■ **WORK TO BE COMPLETED**
Repeat all of the material exactly as given.

[Start of PROVIDED DATA]

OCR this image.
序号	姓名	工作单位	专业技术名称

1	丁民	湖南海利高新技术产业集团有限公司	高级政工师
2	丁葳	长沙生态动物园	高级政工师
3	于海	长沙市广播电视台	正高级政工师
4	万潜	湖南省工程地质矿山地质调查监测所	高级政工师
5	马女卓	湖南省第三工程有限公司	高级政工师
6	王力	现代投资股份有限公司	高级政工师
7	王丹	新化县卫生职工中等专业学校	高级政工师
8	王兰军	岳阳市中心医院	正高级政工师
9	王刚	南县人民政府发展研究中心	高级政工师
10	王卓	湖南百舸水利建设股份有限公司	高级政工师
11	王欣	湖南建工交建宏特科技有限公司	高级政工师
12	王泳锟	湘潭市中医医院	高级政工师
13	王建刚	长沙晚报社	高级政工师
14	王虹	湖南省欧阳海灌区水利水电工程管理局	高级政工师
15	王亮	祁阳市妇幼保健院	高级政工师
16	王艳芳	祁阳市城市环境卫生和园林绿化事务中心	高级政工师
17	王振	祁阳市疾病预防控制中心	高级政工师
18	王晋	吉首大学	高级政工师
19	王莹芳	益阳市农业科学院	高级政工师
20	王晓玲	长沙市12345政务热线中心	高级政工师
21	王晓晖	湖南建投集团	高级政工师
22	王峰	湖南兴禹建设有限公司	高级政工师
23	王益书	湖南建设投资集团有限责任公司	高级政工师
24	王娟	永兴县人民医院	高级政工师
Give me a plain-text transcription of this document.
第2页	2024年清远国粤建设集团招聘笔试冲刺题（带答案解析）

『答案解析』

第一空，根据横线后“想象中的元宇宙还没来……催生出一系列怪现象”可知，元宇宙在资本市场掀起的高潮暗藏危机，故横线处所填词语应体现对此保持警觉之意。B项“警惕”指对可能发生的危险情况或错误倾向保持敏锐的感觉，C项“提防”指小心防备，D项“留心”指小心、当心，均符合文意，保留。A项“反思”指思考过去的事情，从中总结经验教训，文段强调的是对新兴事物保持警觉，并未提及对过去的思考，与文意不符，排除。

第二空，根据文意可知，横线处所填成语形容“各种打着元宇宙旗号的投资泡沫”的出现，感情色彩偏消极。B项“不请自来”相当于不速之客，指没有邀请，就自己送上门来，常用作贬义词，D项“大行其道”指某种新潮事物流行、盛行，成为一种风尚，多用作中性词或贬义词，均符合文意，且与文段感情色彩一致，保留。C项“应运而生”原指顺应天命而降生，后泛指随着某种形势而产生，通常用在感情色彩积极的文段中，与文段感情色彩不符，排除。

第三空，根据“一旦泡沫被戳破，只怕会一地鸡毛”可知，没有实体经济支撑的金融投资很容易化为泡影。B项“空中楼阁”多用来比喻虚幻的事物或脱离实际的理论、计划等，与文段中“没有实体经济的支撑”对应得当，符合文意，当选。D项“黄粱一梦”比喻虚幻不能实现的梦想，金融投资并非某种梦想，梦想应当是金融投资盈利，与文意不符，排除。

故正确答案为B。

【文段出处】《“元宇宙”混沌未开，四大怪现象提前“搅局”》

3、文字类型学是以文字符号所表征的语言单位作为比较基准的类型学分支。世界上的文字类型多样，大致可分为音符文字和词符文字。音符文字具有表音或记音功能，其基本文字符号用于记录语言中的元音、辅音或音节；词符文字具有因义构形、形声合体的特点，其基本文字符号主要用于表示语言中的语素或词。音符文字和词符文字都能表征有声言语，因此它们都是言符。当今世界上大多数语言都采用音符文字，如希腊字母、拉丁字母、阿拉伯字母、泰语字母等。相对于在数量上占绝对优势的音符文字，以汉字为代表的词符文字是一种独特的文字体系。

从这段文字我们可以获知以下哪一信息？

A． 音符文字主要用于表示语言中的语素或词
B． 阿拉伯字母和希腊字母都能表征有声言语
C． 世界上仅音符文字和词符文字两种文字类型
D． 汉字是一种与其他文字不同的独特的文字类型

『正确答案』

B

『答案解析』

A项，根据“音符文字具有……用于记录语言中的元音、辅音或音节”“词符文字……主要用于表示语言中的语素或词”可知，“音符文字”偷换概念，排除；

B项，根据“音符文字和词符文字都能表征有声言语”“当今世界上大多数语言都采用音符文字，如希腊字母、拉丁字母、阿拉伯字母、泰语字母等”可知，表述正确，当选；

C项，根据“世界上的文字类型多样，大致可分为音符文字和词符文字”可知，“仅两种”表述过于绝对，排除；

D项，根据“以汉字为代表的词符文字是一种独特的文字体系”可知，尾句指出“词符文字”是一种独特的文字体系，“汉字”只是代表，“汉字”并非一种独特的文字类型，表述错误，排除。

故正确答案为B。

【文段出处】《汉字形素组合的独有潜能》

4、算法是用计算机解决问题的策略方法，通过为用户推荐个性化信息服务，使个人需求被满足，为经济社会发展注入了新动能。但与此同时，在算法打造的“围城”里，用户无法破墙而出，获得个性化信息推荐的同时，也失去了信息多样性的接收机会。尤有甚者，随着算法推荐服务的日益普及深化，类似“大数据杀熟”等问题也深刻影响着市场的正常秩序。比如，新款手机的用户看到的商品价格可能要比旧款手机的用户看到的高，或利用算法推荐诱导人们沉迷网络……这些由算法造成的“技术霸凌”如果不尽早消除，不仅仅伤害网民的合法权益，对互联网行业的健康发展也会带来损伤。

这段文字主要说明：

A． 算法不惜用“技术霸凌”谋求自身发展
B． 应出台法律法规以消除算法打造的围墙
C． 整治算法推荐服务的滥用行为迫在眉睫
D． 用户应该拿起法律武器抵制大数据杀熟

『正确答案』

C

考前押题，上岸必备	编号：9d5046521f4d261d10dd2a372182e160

[End of PROVIDED DATA]

■ **RESPONSE TO THIS EXERCISE**
OCR this image.
序号	姓名	工作单位	专业技术名称

1	丁民	湖南海利高新技术产业集团有限公司	高级政工师
2	丁葳	长沙生态动物园	高级政工师
3	于海	长沙市广播电视台	正高级政工师
4	万潜	湖南省工程地质矿山地质调查监测所	高级政工师
5	马女卓	湖南省第三工程有限公司	高级政工师
6	王力	现代投资股份有限公司	高级政工师
7	王丹	新化县卫生职工中等专业学校	高级政工师
8	王兰军	岳阳市中心医院	正高级政工师
9	王刚	南县人民政府发展研究中心	高级政工师
10	王卓	湖南百舸水利建设股份有限公司	高级政工师
11	王欣	湖南建工交建宏特科技有限公司	高级政工师
12	王泳锟	湘潭市中医医院	高级政工师
13	王建刚	长沙晚报社	高级政工师
14	王虹	湖南省欧阳海灌区水利水电工程管理局	高级政工师
15	王亮	祁阳市妇幼保健院	高级政工师
16	王艳芳	祁阳市城市环境卫生和园林绿化事务中心	高级政工师
17	王振	祁阳市疾病预防控制中心	高级政工师
18	王晋	吉首大学	高级政工师
19	王莹芳	益阳市农业科学院	高级政工师
20	王晓玲	长沙市12345政务热线中心	高级政工师
21	王晓晖	湖南建投集团	高级政工师
22	王峰	湖南兴禹建设有限公司	高级政工师
23	王益书	湖南建设投资集团有限责任公司	高级政工师
24	王娟	永兴县人民医院	高级政工师
Give me a plain-text transcription of this document.
第2页	2024年清远国粤建设集团招聘笔试冲刺题（带答案解析）

『答案解析』

第一空，根据横线后“想象中的元宇宙还没来……催生出一系列怪现象”可知，元宇宙在资本市场掀起的高潮暗藏危机，故横线处所填词语应体现对此保持警觉之意。B项“警惕”指对可能发生的危险情况或错误倾向保持敏锐的感觉，C项“提防”指小心防备，D项“留心”指小心、当心，均符合文意，保留。A项“反思”指思考过去的事情，从中总结经验教训，文段强调的是对新兴事物保持警觉，并未提及对过去的思考，与文意不符，排除。

第二空，根据文意可知，横线处所填成语形容“各种打着元宇宙旗号的投资泡沫”的出现，感情色彩偏消极。B项“不请自来”相当于不速之客，指没有邀请，就自己送上门来，常用作贬义词，D项“大行其道”指某种新潮事物流行、盛行，成为一种风尚，多用作中性词或贬义词，均符合文意，且与文段感情色彩一致，保留。C项“应运而生”原指顺应天命而降生，后泛指随着某种形势而产生，通常用在感情色彩积极的文段中，与文段感情色彩不符，排除。

第三空，根据“一旦泡沫被戳破，只怕会一地鸡毛”可知，没有实体经济支撑的金融投资很容易化为泡影。B项“空中楼阁”多用来比喻虚幻的事物或脱离实际的理论、计划等，与文段中“没有实体经济的支撑”对应得当，符合文意，当选。D项“黄粱一梦”比喻虚幻不能实现的梦想，金融投资并非某种梦想，梦想应当是金融投资盈利，与文意不符，排除。

故正确答案为B。

【文段出处】《“元宇宙”混沌未开，四大怪现象提前“搅局”》

3、文字类型学是以文字符号所表征的语言单位作为比较基准的类型学分支。世界上的文字类型多样，大致可分为音符文字和词符文字。音符文字具有表音或记音功能，其基本文字符号用于记录语言中的元音、辅音或音节；词符文字具有因义构形、形声合体的特点，其基本文字符号主要用于表示语言中的语素或词。音符文字和词符文字都能表征有声言语，因此它们都是言符。当今世界上大多数语言都采用音符文字，如希腊字母、拉丁字母、阿拉伯字母、泰语字母等。相对于在数量上占绝对优势的音符文字，以汉字为代表的词符文字是一种独特的文字体系。

从这段文字我们可以获知以下哪一信息？

A． 音符文字主要用于表示语言中的语素或词
B． 阿拉伯字母和希腊字母都能表征有声言语
C． 世界上仅音符文字和词符文字两种文字类型
D． 汉字是一种与其他文字不同的独特的文字类型

『正确答案』

B

『答案解析』

A项，根据“音符文字具有……用于记录语言中的元音、辅音或音节”“词符文字……主要用于表示语言中的语素或词”可知，“音符文字”偷换概念，排除；

B项，根据“音符文字和词符文字都能表征有声言语”“当今世界上大多数语言都采用音符文字，如希腊字母、拉丁字母、阿拉伯字母、泰语字母等”可知，表述正确，当选；

C项，根据“世界上的文字类型多样，大致可分为音符文字和词符文字”可知，“仅两种”表述过于绝对，排除；

D项，根据“以汉字为代表的词符文字是一种独特的文字体系”可知，尾句指出“词符文字”是一种独特的文字体系，“汉字”只是代表，“汉字”并非一种独特的文字类型，表述错误，排除。

故正确答案为B。

【文段出处】《汉字形素组合的独有潜能》

4、算法是用计算机解决问题的策略方法，通过为用户推荐个性化信息服务，使个人需求被满足，为经济社会发展注入了新动能。但与此同时，在算法打造的“围城”里，用户无法破墙而出，获得个性化信息推荐的同时，也失去了信息多样性的接收机会。尤有甚者，随着算法推荐服务的日益普及深化，类似“大数据杀熟”等问题也深刻影响着市场的正常秩序。比如，新款手机的用户看到的商品价格可能要比旧款手机的用户看到的高，或利用算法推荐诱导人们沉迷网络……这些由算法造成的“技术霸凌”如果不尽早消除，不仅仅伤害网民的合法权益，对互联网行业的健康发展也会带来损伤。

这段文字主要说明：

A． 算法不惜用“技术霸凌”谋求自身发展
B． 应出台法律法规以消除算法打造的围墙
C． 整治算法推荐服务的滥用行为迫在眉睫
D． 用户应该拿起法律武器抵制大数据杀熟

『正确答案』

C

考前押题，上岸必备	编号：9d5046521f4d261d10dd2a372182e160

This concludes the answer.